### What to work on
Output the material below in full, exactly as it is.

Exercise materials start

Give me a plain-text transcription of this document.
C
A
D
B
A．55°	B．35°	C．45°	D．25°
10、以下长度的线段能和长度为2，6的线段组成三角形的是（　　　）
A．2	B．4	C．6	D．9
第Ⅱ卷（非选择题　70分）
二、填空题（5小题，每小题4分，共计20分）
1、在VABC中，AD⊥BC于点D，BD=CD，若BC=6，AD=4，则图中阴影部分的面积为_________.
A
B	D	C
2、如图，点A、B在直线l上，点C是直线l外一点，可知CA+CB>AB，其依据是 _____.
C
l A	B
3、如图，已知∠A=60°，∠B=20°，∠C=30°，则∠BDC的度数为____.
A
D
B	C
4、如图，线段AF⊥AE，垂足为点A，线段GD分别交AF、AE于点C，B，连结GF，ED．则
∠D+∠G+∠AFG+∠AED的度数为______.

Exercise materials end

### Written reply
Give me a plain-text transcription of this document.
C
A
D
B
A．55°	B．35°	C．45°	D．25°
10、以下长度的线段能和长度为2，6的线段组成三角形的是（　　　）
A．2	B．4	C．6	D．9
第Ⅱ卷（非选择题　70分）
二、填空题（5小题，每小题4分，共计20分）
1、在VABC中，AD⊥BC于点D，BD=CD，若BC=6，AD=4，则图中阴影部分的面积为_________.
A
B	D	C
2、如图，点A、B在直线l上，点C是直线l外一点，可知CA+CB>AB，其依据是 _____.
C
l A	B
3、如图，已知∠A=60°，∠B=20°，∠C=30°，则∠BDC的度数为____.
A
D
B	C
4、如图，线段AF⊥AE，垂足为点A，线段GD分别交AF、AE于点C，B，连结GF，ED．则
∠D+∠G+∠AFG+∠AED的度数为______.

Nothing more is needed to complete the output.